** What the task asks **
Send back the entries below exactly as they appear.

** Material for this task **
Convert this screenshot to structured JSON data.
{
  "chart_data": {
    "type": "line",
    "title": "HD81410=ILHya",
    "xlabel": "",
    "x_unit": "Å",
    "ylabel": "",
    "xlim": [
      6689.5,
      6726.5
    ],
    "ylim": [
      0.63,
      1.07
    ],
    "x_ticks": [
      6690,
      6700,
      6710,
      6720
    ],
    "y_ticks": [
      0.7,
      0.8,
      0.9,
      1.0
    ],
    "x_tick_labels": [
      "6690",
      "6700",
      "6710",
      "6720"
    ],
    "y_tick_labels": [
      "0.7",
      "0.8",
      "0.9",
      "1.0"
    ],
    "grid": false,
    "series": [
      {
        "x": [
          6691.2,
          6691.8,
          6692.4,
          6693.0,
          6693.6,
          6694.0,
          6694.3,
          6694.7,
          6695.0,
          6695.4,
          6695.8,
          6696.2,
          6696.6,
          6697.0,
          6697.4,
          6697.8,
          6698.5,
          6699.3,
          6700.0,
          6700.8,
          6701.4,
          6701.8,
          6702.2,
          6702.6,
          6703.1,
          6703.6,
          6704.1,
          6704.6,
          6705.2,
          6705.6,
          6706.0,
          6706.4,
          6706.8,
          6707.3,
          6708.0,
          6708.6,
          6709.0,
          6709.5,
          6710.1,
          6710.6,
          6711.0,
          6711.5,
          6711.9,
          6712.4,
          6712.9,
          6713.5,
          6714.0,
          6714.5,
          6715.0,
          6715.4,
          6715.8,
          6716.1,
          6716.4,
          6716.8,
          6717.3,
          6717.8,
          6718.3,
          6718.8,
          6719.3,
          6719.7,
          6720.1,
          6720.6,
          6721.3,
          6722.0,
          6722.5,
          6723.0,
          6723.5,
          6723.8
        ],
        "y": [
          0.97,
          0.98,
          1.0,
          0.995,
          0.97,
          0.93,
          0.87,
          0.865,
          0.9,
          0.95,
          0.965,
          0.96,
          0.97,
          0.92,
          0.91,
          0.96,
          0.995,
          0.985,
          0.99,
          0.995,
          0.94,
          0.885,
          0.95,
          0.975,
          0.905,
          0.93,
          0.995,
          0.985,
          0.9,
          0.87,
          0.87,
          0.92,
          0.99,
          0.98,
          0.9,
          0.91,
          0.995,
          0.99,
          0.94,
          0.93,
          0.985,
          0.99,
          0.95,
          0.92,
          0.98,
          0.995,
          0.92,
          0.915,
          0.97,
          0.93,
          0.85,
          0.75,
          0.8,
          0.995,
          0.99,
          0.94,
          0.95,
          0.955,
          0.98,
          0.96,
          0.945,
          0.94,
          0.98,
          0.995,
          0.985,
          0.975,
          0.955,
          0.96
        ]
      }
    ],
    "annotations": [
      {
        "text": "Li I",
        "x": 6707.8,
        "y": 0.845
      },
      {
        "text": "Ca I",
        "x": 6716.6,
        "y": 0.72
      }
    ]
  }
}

** The solution **
Convert this screenshot to structured JSON data.
{
  "chart_data": {
    "type": "line",
    "title": "HD81410=ILHya",
    "xlabel": "",
    "x_unit": "Å",
    "ylabel": "",
    "xlim": [
      6689.5,
      6726.5
    ],
    "ylim": [
      0.63,
      1.07
    ],
    "x_ticks": [
      6690,
      6700,
      6710,
      6720
    ],
    "y_ticks": [
      0.7,
      0.8,
      0.9,
      1.0
    ],
    "x_tick_labels": [
      "6690",
      "6700",
      "6710",
      "6720"
    ],
    "y_tick_labels": [
      "0.7",
      "0.8",
      "0.9",
      "1.0"
    ],
    "grid": false,
    "series": [
      {
        "x": [
          6691.2,
          6691.8,
          6692.4,
          6693.0,
          6693.6,
          6694.0,
          6694.3,
          6694.7,
          6695.0,
          6695.4,
          6695.8,
          6696.2,
          6696.6,
          6697.0,
          6697.4,
          6697.8,
          6698.5,
          6699.3,
          6700.0,
          6700.8,
          6701.4,
          6701.8,
          6702.2,
          6702.6,
          6703.1,
          6703.6,
          6704.1,
          6704.6,
          6705.2,
          6705.6,
          6706.0,
          6706.4,
          6706.8,
          6707.3,
          6708.0,
          6708.6,
          6709.0,
          6709.5,
          6710.1,
          6710.6,
          6711.0,
          6711.5,
          6711.9,
          6712.4,
          6712.9,
          6713.5,
          6714.0,
          6714.5,
          6715.0,
          6715.4,
          6715.8,
          6716.1,
          6716.4,
          6716.8,
          6717.3,
          6717.8,
          6718.3,
          6718.8,
          6719.3,
          6719.7,
          6720.1,
          6720.6,
          6721.3,
          6722.0,
          6722.5,
          6723.0,
          6723.5,
          6723.8
        ],
        "y": [
          0.97,
          0.98,
          1.0,
          0.995,
          0.97,
          0.93,
          0.87,
          0.865,
          0.9,
          0.95,
          0.965,
          0.96,
          0.97,
          0.92,
          0.91,
          0.96,
          0.995,
          0.985,
          0.99,
          0.995,
          0.94,
          0.885,
          0.95,
          0.975,
          0.905,
          0.93,
          0.995,
          0.985,
          0.9,
          0.87,
          0.87,
          0.92,
          0.99,
          0.98,
          0.9,
          0.91,
          0.995,
          0.99,
          0.94,
          0.93,
          0.985,
          0.99,
          0.95,
          0.92,
          0.98,
          0.995,
          0.92,
          0.915,
          0.97,
          0.93,
          0.85,
          0.75,
          0.8,
          0.995,
          0.99,
          0.94,
          0.95,
          0.955,
          0.98,
          0.96,
          0.945,
          0.94,
          0.98,
          0.995,
          0.985,
          0.975,
          0.955,
          0.96
        ]
      }
    ],
    "annotations": [
      {
        "text": "Li I",
        "x": 6707.8,
        "y": 0.845
      },
      {
        "text": "Ca I",
        "x": 6716.6,
        "y": 0.72
      }
    ]
  }
}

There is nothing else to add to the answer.